[WHAT THE TASK ASKS]
All of the entries must be reproduced exactly, with no images carried over.

— Start DATA PROVIDED —

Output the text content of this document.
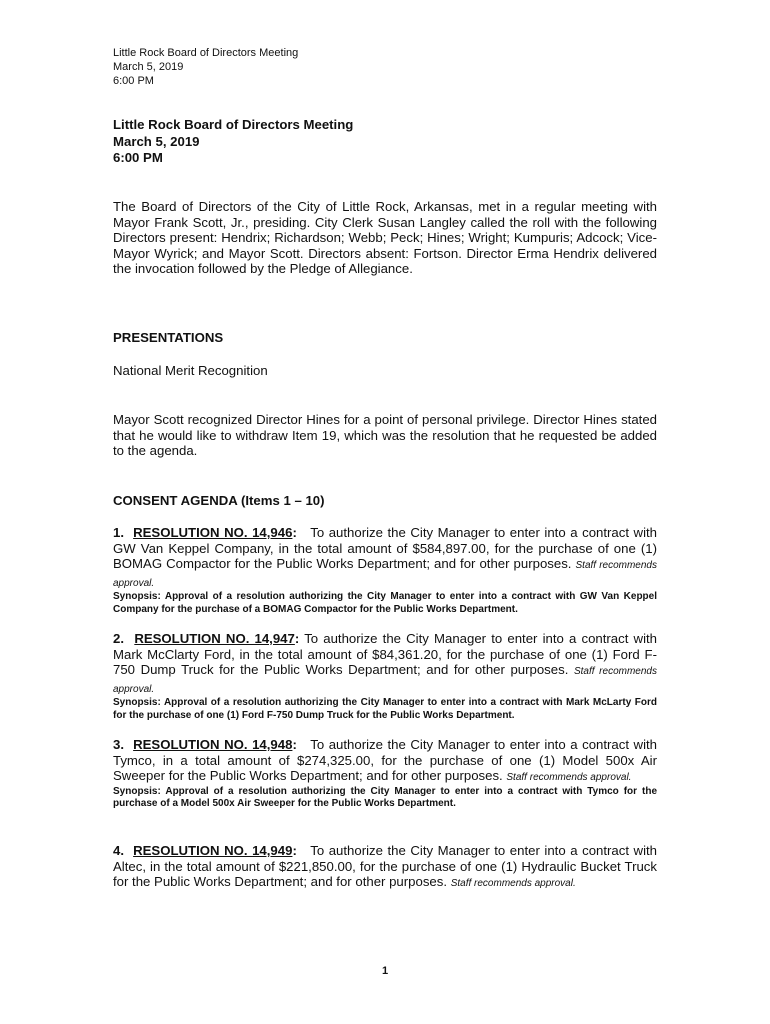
Little Rock Board of Directors Meeting
March 5, 2019
6:00 PM
Little Rock Board of Directors Meeting
March 5, 2019
6:00 PM

The Board of Directors of the City of Little Rock, Arkansas, met in a regular meeting with Mayor Frank Scott, Jr., presiding. City Clerk Susan Langley called the roll with the following Directors present: Hendrix; Richardson; Webb; Peck; Hines; Wright; Kumpuris; Adcock; Vice-Mayor Wyrick; and Mayor Scott. Directors absent: Fortson. Director Erma Hendrix delivered the invocation followed by the Pledge of Allegiance.

PRESENTATIONS
National Merit Recognition

Mayor Scott recognized Director Hines for a point of personal privilege. Director Hines stated that he would like to withdraw Item 19, which was the resolution that he requested be added to the agenda.

CONSENT AGENDA (Items 1 – 10)

1. RESOLUTION NO. 14,946: To authorize the City Manager to enter into a contract with GW Van Keppel Company, in the total amount of $584,897.00, for the purchase of one (1) BOMAG Compactor for the Public Works Department; and for other purposes. Staff recommends approval.

Synopsis: Approval of a resolution authorizing the City Manager to enter into a contract with GW Van Keppel Company for the purchase of a BOMAG Compactor for the Public Works Department.

2. RESOLUTION NO. 14,947: To authorize the City Manager to enter into a contract with Mark McClarty Ford, in the total amount of $84,361.20, for the purchase of one (1) Ford F-750 Dump Truck for the Public Works Department; and for other purposes. Staff recommends approval.

Synopsis: Approval of a resolution authorizing the City Manager to enter into a contract with Mark McLarty Ford for the purchase of one (1) Ford F-750 Dump Truck for the Public Works Department.

3. RESOLUTION NO. 14,948: To authorize the City Manager to enter into a contract with Tymco, in a total amount of $274,325.00, for the purchase of one (1) Model 500x Air Sweeper for the Public Works Department; and for other purposes. Staff recommends approval.

Synopsis: Approval of a resolution authorizing the City Manager to enter into a contract with Tymco for the purchase of a Model 500x Air Sweeper for the Public Works Department.

4. RESOLUTION NO. 14,949: To authorize the City Manager to enter into a contract with Altec, in the total amount of $221,850.00, for the purchase of one (1) Hydraulic Bucket Truck for the Public Works Department; and for other purposes. Staff recommends approval.

1
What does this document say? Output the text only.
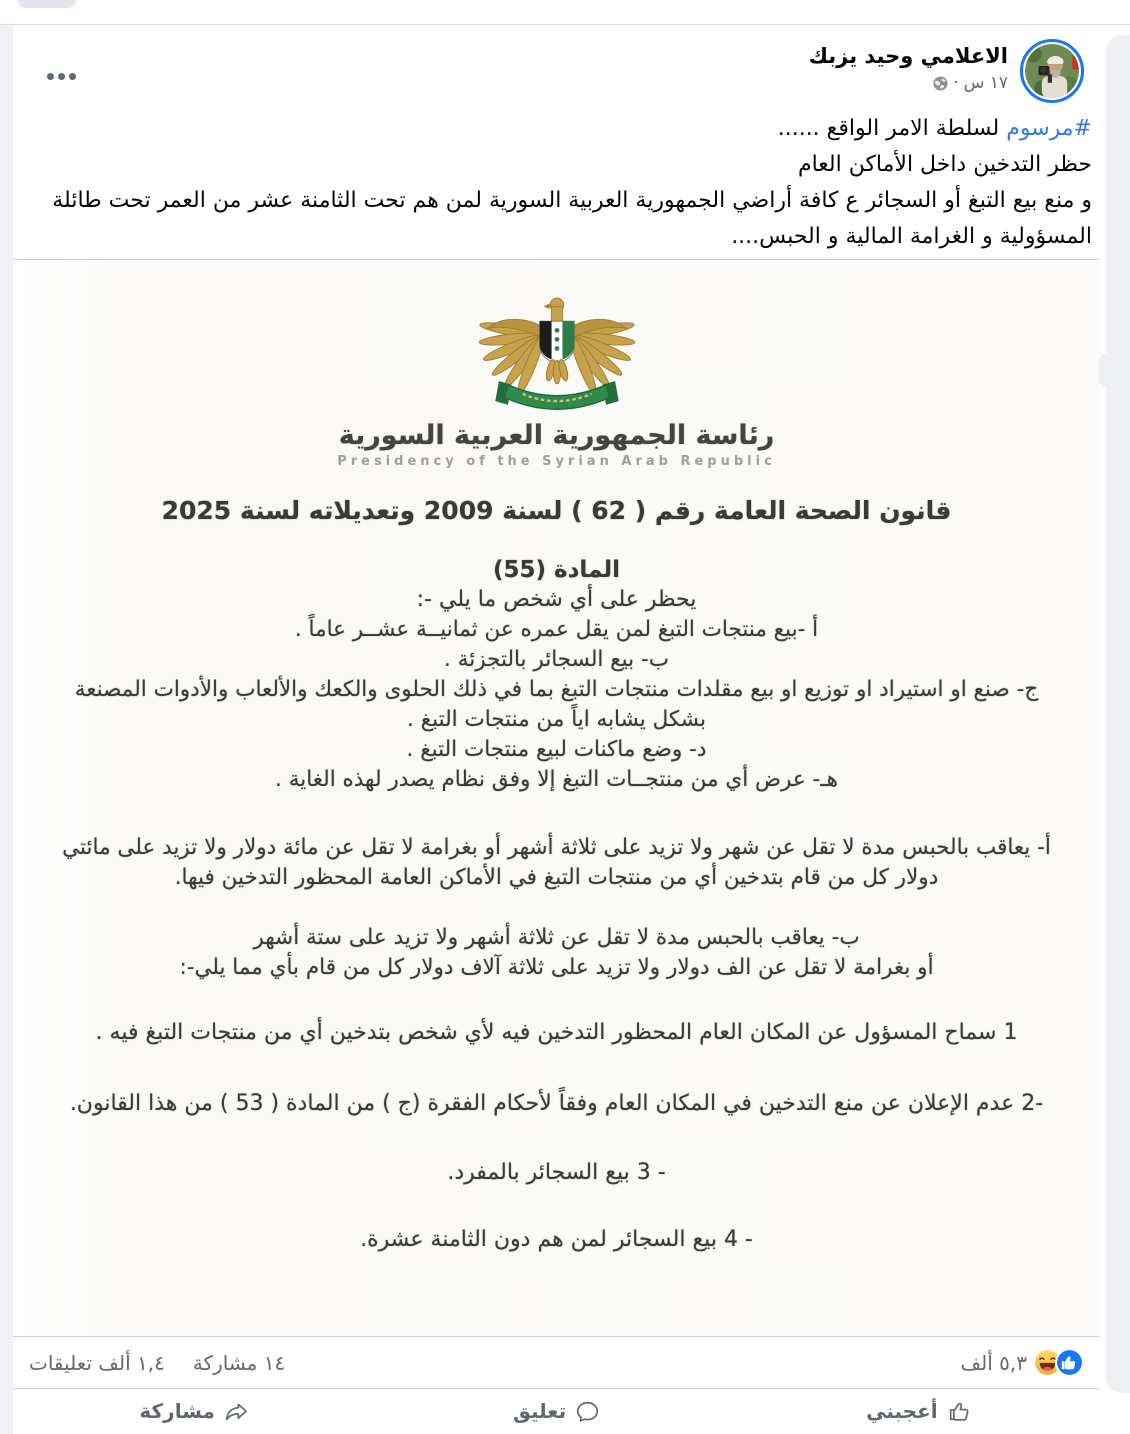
الاعلامي وحيد يزبك
١٧ س
·
#مرسوم لسلطة الامر الواقع ......
حظر التدخين داخل الأماكن العام
و منع بيع التبغ أو السجائر ع كافة أراضي الجمهورية العربية السورية لمن هم تحت الثامنة عشر من العمر تحت طائلة المسؤولية و الغرامة المالية و الحبس....
رئاسة الجمهورية العربية السورية
Presidency of the Syrian Arab Republic
قانون الصحة العامة رقم ( 62 ) لسنة 2009 وتعديلاته لسنة 2025
المادة (55)
يحظر على أي شخص ما يلي -:
أ -بيع منتجات التبغ لمن يقل عمره عن ثمانيــة عشــر عاماً .
ب- بيع السجائر بالتجزئة .
ج- صنع او استيراد او توزيع او بيع مقلدات منتجات التبغ بما في ذلك الحلوى والكعك والألعاب والأدوات المصنعة بشكل يشابه اياً من منتجات التبغ .
د- وضع ماكنات لبيع منتجات التبغ .
هـ- عرض أي من منتجــات التبغ إلا وفق نظام يصدر لهذه الغاية .
أ- يعاقب بالحبس مدة لا تقل عن شهر ولا تزيد على ثلاثة أشهر أو بغرامة لا تقل عن مائة دولار ولا تزيد على مائتي دولار كل من قام بتدخين أي من منتجات التبغ في الأماكن العامة المحظور التدخين فيها.
ب- يعاقب بالحبس مدة لا تقل عن ثلاثة أشهر ولا تزيد على ستة أشهر
أو بغرامة لا تقل عن الف دولار ولا تزيد على ثلاثة آلاف دولار كل من قام بأي مما يلي-:
1 سماح المسؤول عن المكان العام المحظور التدخين فيه لأي شخص بتدخين أي من منتجات التبغ فيه .
-2 عدم الإعلان عن منع التدخين في المكان العام وفقاً لأحكام الفقرة (ج ) من المادة ( 53 ) من هذا القانون.
- 3 بيع السجائر بالمفرد.
- 4 بيع السجائر لمن هم دون الثامنة عشرة.
٥,٣ ألف
١,٤ ألف تعليقات ١٤ مشاركة
أعجبني
تعليق
مشاركة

— End DATA PROVIDED —

[FINAL RESULT]
Output the text content of this document.
Little Rock Board of Directors Meeting
March 5, 2019
6:00 PM
Little Rock Board of Directors Meeting
March 5, 2019
6:00 PM

The Board of Directors of the City of Little Rock, Arkansas, met in a regular meeting with Mayor Frank Scott, Jr., presiding. City Clerk Susan Langley called the roll with the following Directors present: Hendrix; Richardson; Webb; Peck; Hines; Wright; Kumpuris; Adcock; Vice-Mayor Wyrick; and Mayor Scott. Directors absent: Fortson. Director Erma Hendrix delivered the invocation followed by the Pledge of Allegiance.

PRESENTATIONS
National Merit Recognition

Mayor Scott recognized Director Hines for a point of personal privilege. Director Hines stated that he would like to withdraw Item 19, which was the resolution that he requested be added to the agenda.

CONSENT AGENDA (Items 1 – 10)

1. RESOLUTION NO. 14,946: To authorize the City Manager to enter into a contract with GW Van Keppel Company, in the total amount of $584,897.00, for the purchase of one (1) BOMAG Compactor for the Public Works Department; and for other purposes. Staff recommends approval.

Synopsis: Approval of a resolution authorizing the City Manager to enter into a contract with GW Van Keppel Company for the purchase of a BOMAG Compactor for the Public Works Department.

2. RESOLUTION NO. 14,947: To authorize the City Manager to enter into a contract with Mark McClarty Ford, in the total amount of $84,361.20, for the purchase of one (1) Ford F-750 Dump Truck for the Public Works Department; and for other purposes. Staff recommends approval.

Synopsis: Approval of a resolution authorizing the City Manager to enter into a contract with Mark McLarty Ford for the purchase of one (1) Ford F-750 Dump Truck for the Public Works Department.

3. RESOLUTION NO. 14,948: To authorize the City Manager to enter into a contract with Tymco, in a total amount of $274,325.00, for the purchase of one (1) Model 500x Air Sweeper for the Public Works Department; and for other purposes. Staff recommends approval.

Synopsis: Approval of a resolution authorizing the City Manager to enter into a contract with Tymco for the purchase of a Model 500x Air Sweeper for the Public Works Department.

4. RESOLUTION NO. 14,949: To authorize the City Manager to enter into a contract with Altec, in the total amount of $221,850.00, for the purchase of one (1) Hydraulic Bucket Truck for the Public Works Department; and for other purposes. Staff recommends approval.

1
What does this document say? Output the text only.
الاعلامي وحيد يزبك
١٧ س
·
#مرسوم لسلطة الامر الواقع ......
حظر التدخين داخل الأماكن العام
و منع بيع التبغ أو السجائر ع كافة أراضي الجمهورية العربية السورية لمن هم تحت الثامنة عشر من العمر تحت طائلة المسؤولية و الغرامة المالية و الحبس....
رئاسة الجمهورية العربية السورية
Presidency of the Syrian Arab Republic
قانون الصحة العامة رقم ( 62 ) لسنة 2009 وتعديلاته لسنة 2025
المادة (55)
يحظر على أي شخص ما يلي -:
أ -بيع منتجات التبغ لمن يقل عمره عن ثمانيــة عشــر عاماً .
ب- بيع السجائر بالتجزئة .
ج- صنع او استيراد او توزيع او بيع مقلدات منتجات التبغ بما في ذلك الحلوى والكعك والألعاب والأدوات المصنعة بشكل يشابه اياً من منتجات التبغ .
د- وضع ماكنات لبيع منتجات التبغ .
هـ- عرض أي من منتجــات التبغ إلا وفق نظام يصدر لهذه الغاية .
أ- يعاقب بالحبس مدة لا تقل عن شهر ولا تزيد على ثلاثة أشهر أو بغرامة لا تقل عن مائة دولار ولا تزيد على مائتي دولار كل من قام بتدخين أي من منتجات التبغ في الأماكن العامة المحظور التدخين فيها.
ب- يعاقب بالحبس مدة لا تقل عن ثلاثة أشهر ولا تزيد على ستة أشهر
أو بغرامة لا تقل عن الف دولار ولا تزيد على ثلاثة آلاف دولار كل من قام بأي مما يلي-:
1 سماح المسؤول عن المكان العام المحظور التدخين فيه لأي شخص بتدخين أي من منتجات التبغ فيه .
-2 عدم الإعلان عن منع التدخين في المكان العام وفقاً لأحكام الفقرة (ج ) من المادة ( 53 ) من هذا القانون.
- 3 بيع السجائر بالمفرد.
- 4 بيع السجائر لمن هم دون الثامنة عشرة.
٥,٣ ألف
١,٤ ألف تعليقات ١٤ مشاركة
أعجبني
تعليق
مشاركة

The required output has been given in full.